*** GIVEN DATA
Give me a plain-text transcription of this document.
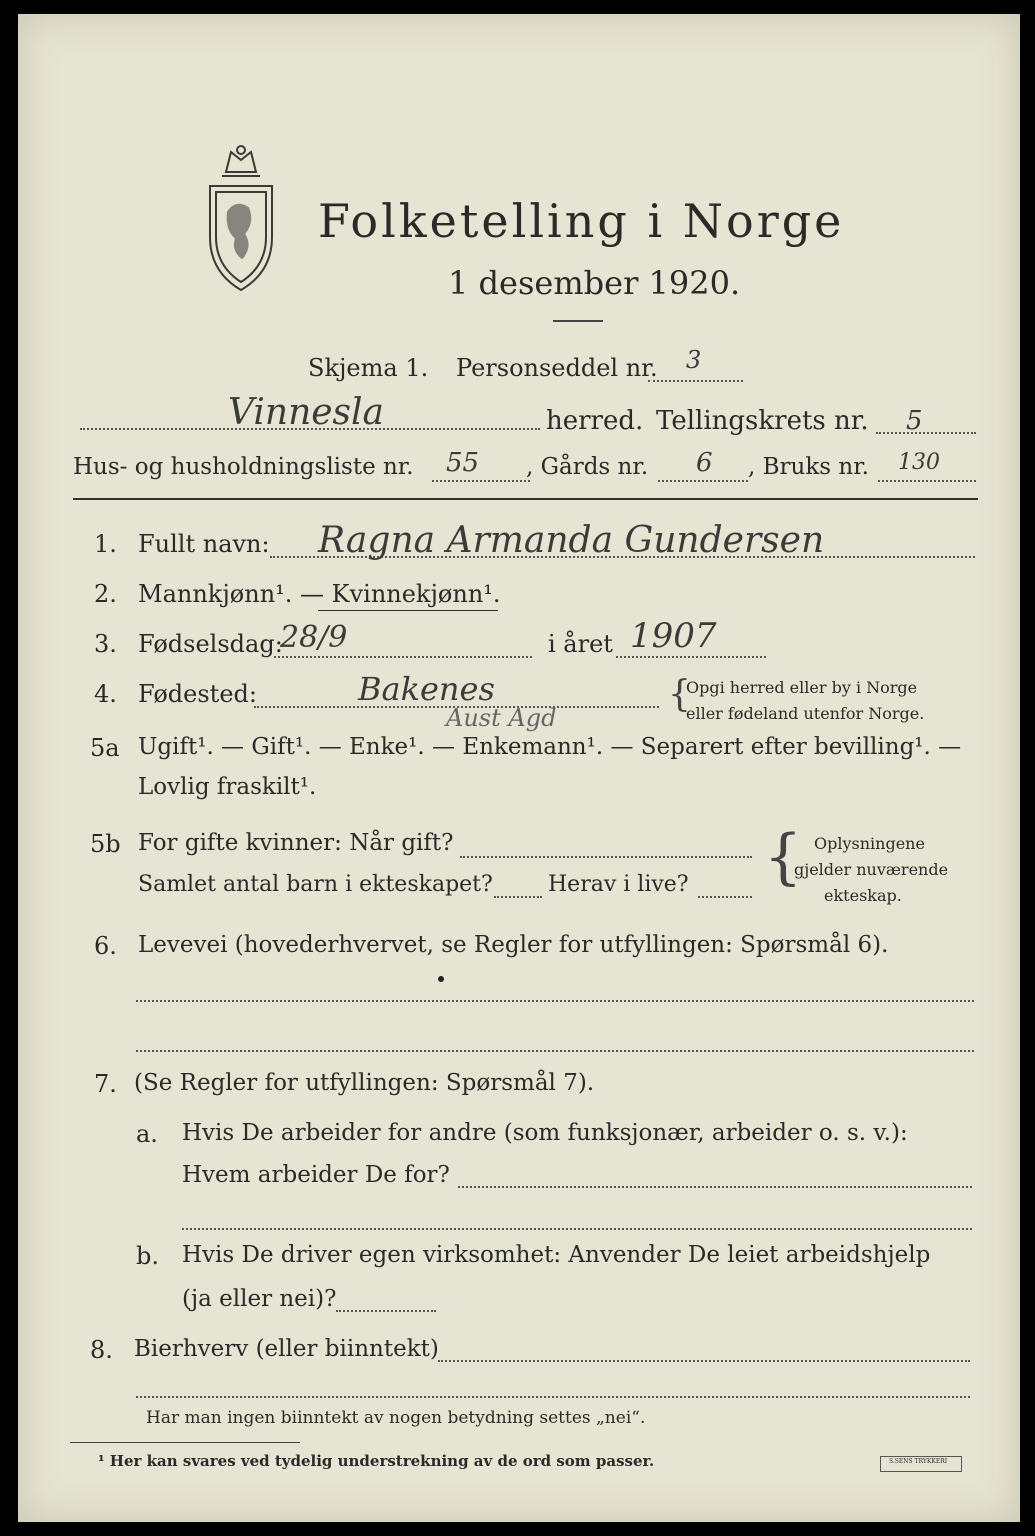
Folketelling i Norge
1 desember 1920.
Skjema 1. Personseddel nr. 3
Vinnesla	herred. Tellingskrets nr. 5
Hus- og husholdningsliste nr. 55 , Gårds nr. 6 , Bruks nr. 130
1. Fullt navn: Ragna Armanda Gundersen
2. Mannkjønn¹. — Kvinnekjønn¹.
3. Fødselsdag:
28/9	i året 1907
4. Fødested:	Bakenes
Aust Agd
{
Opgi herred eller by i Norge
eller fødeland utenfor Norge.
5a Ugift¹. — Gift¹. — Enke¹. — Enkemann¹. — Separert efter bevilling¹. —
Lovlig fraskilt¹.
5b For gifte kvinner: Når gift?
Samlet antal barn i ekteskapet?	Herav i live? { Oplysningene
gjelder nuværende
ekteskap.
6. Levevei (hovederhvervet, se Regler for utfyllingen: Spørsmål 6).
7. (Se Regler for utfyllingen: Spørsmål 7).
a. Hvis De arbeider for andre (som funksjonær, arbeider o. s. v.):
Hvem arbeider De for?
b. Hvis De driver egen virksomhet: Anvender De leiet arbeidshjelp
(ja eller nei)?
8. Bierhverv (eller biinntekt)
Har man ingen biinntekt av nogen betydning settes „nei“.
¹ Her kan svares ved tydelig understrekning av de ord som passer.	S.SENS TRYKKERI
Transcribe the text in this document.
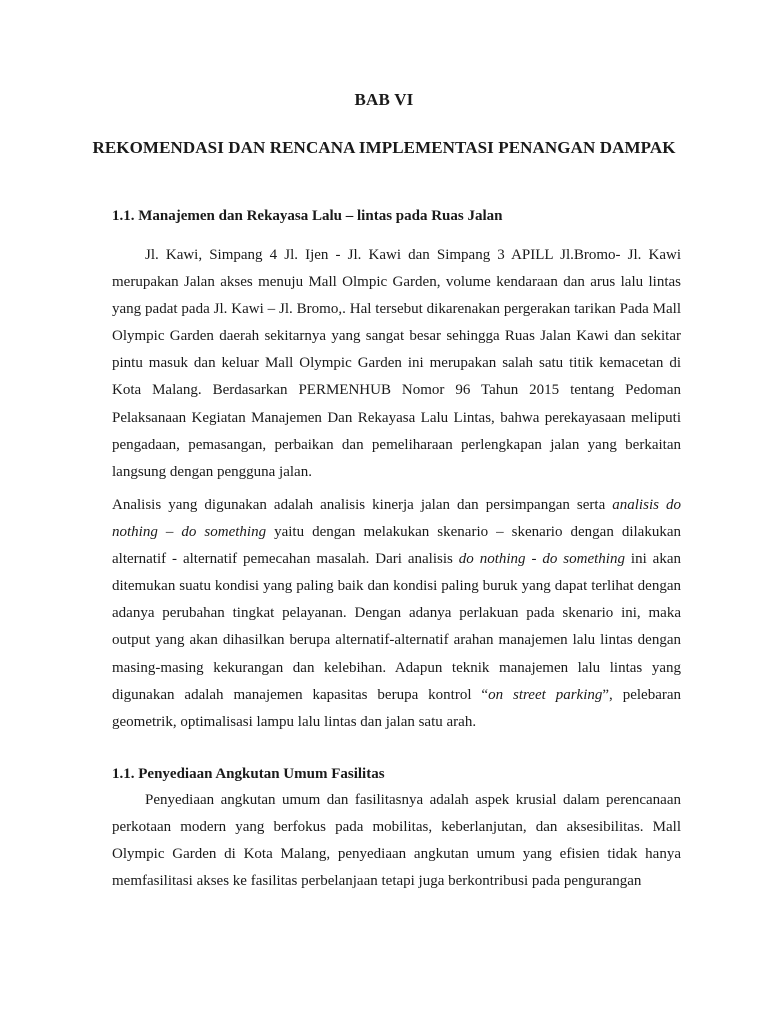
BAB VI
REKOMENDASI DAN RENCANA IMPLEMENTASI PENANGAN DAMPAK
1.1. Manajemen dan Rekayasa Lalu – lintas pada Ruas Jalan

Jl. Kawi, Simpang 4 Jl. Ijen - Jl. Kawi dan Simpang 3 APILL Jl.Bromo- Jl. Kawi merupakan Jalan akses menuju Mall Olmpic Garden, volume kendaraan dan arus lalu lintas yang padat pada Jl. Kawi – Jl. Bromo,. Hal tersebut dikarenakan pergerakan tarikan Pada Mall Olympic Garden daerah sekitarnya yang sangat besar sehingga Ruas Jalan Kawi dan sekitar pintu masuk dan keluar Mall Olympic Garden ini merupakan salah satu titik kemacetan di Kota Malang. Berdasarkan PERMENHUB Nomor 96 Tahun 2015 tentang Pedoman Pelaksanaan Kegiatan Manajemen Dan Rekayasa Lalu Lintas, bahwa perekayasaan meliputi pengadaan, pemasangan, perbaikan dan pemeliharaan perlengkapan jalan yang berkaitan langsung dengan pengguna jalan.

Analisis yang digunakan adalah analisis kinerja jalan dan persimpangan serta analisis do nothing – do something yaitu dengan melakukan skenario – skenario dengan dilakukan alternatif - alternatif pemecahan masalah. Dari analisis do nothing - do something ini akan ditemukan suatu kondisi yang paling baik dan kondisi paling buruk yang dapat terlihat dengan adanya perubahan tingkat pelayanan. Dengan adanya perlakuan pada skenario ini, maka output yang akan dihasilkan berupa alternatif-alternatif arahan manajemen lalu lintas dengan masing-masing kekurangan dan kelebihan. Adapun teknik manajemen lalu lintas yang digunakan adalah manajemen kapasitas berupa kontrol “on street parking”, pelebaran geometrik, optimalisasi lampu lalu lintas dan jalan satu arah.

1.1. Penyediaan Angkutan Umum Fasilitas

Penyediaan angkutan umum dan fasilitasnya adalah aspek krusial dalam perencanaan perkotaan modern yang berfokus pada mobilitas, keberlanjutan, dan aksesibilitas. Mall Olympic Garden di Kota Malang, penyediaan angkutan umum yang efisien tidak hanya memfasilitasi akses ke fasilitas perbelanjaan tetapi juga berkontribusi pada pengurangan
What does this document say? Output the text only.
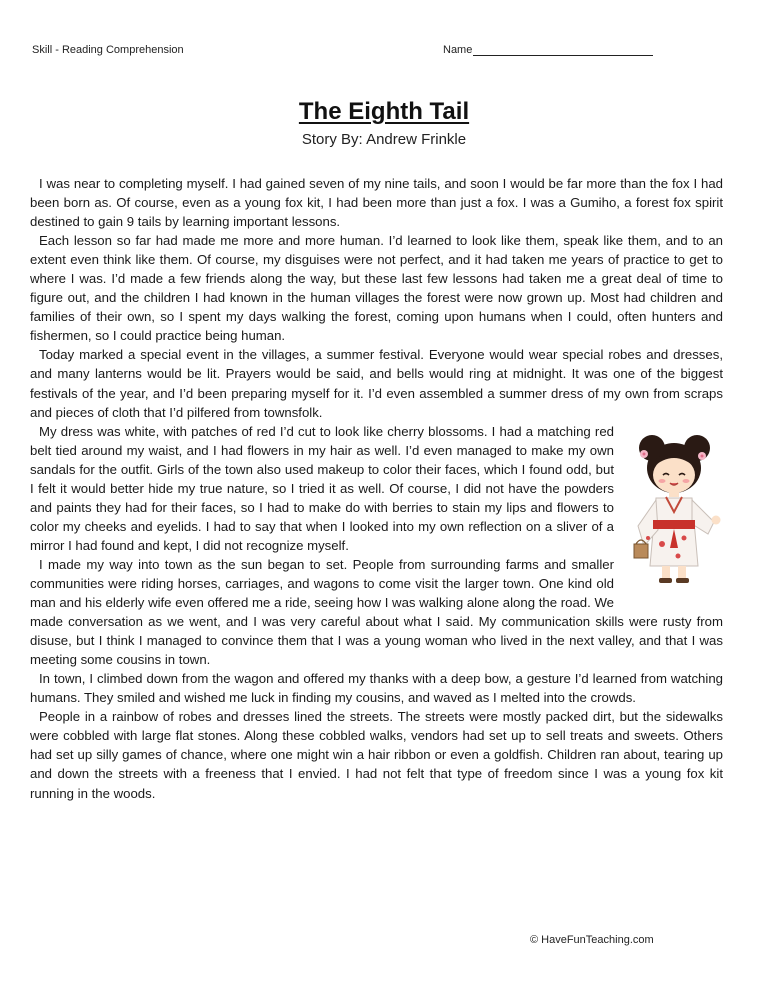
Skill - Reading Comprehension	Name
The Eighth Tail
Story By: Andrew Frinkle

I was near to completing myself. I had gained seven of my nine tails, and soon I would be far more than the fox I had been born as. Of course, even as a young fox kit, I had been more than just a fox. I was a Gumiho, a forest fox spirit destined to gain 9 tails by learning important lessons.

Each lesson so far had made me more and more human. I’d learned to look like them, speak like them, and to an extent even think like them. Of course, my disguises were not perfect, and it had taken me years of practice to get to where I was. I’d made a few friends along the way, but these last few lessons had taken me a great deal of time to figure out, and the children I had known in the human villages the forest were now grown up. Most had children and families of their own, so I spent my days walking the forest, coming upon humans when I could, often hunters and fishermen, so I could practice being human.

Today marked a special event in the villages, a summer festival. Everyone would wear special robes and dresses, and many lanterns would be lit. Prayers would be said, and bells would ring at midnight. It was one of the biggest festivals of the year, and I’d been preparing myself for it. I’d even assembled a summer dress of my own from scraps and pieces of cloth that I’d pilfered from townsfolk.

My dress was white, with patches of red I’d cut to look like cherry blossoms. I had a matching red belt tied around my waist, and I had flowers in my hair as well. I’d even managed to make my own sandals for the outfit. Girls of the town also used makeup to color their faces, which I found odd, but I felt it would better hide my true nature, so I tried it as well. Of course, I did not have the powders and paints they had for their faces, so I had to make do with berries to stain my lips and flowers to color my cheeks and eyelids. I had to say that when I looked into my own reflection on a sliver of a mirror I had found and kept, I did not recognize myself.

I made my way into town as the sun began to set. People from surrounding farms and smaller communities were riding horses, carriages, and wagons to come visit the larger town. One kind old man and his elderly wife even offered me a ride, seeing how I was walking alone along the road. We made conversation as we went, and I was very careful about what I said. My communication skills were rusty from disuse, but I think I managed to convince them that I was a young woman who lived in the next valley, and that I was meeting some cousins in town.

In town, I climbed down from the wagon and offered my thanks with a deep bow, a gesture I’d learned from watching humans. They smiled and wished me luck in finding my cousins, and waved as I melted into the crowds.

People in a rainbow of robes and dresses lined the streets. The streets were mostly packed dirt, but the sidewalks were cobbled with large flat stones. Along these cobbled walks, vendors had set up to sell treats and sweets. Others had set up silly games of chance, where one might win a hair ribbon or even a goldfish. Children ran about, tearing up and down the streets with a freeness that I envied. I had not felt that type of freedom since I was a young fox kit running in the woods.

© HaveFunTeaching.com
******
Reply with the number of lines in the preceding entries that contain "humans", and no other words.

2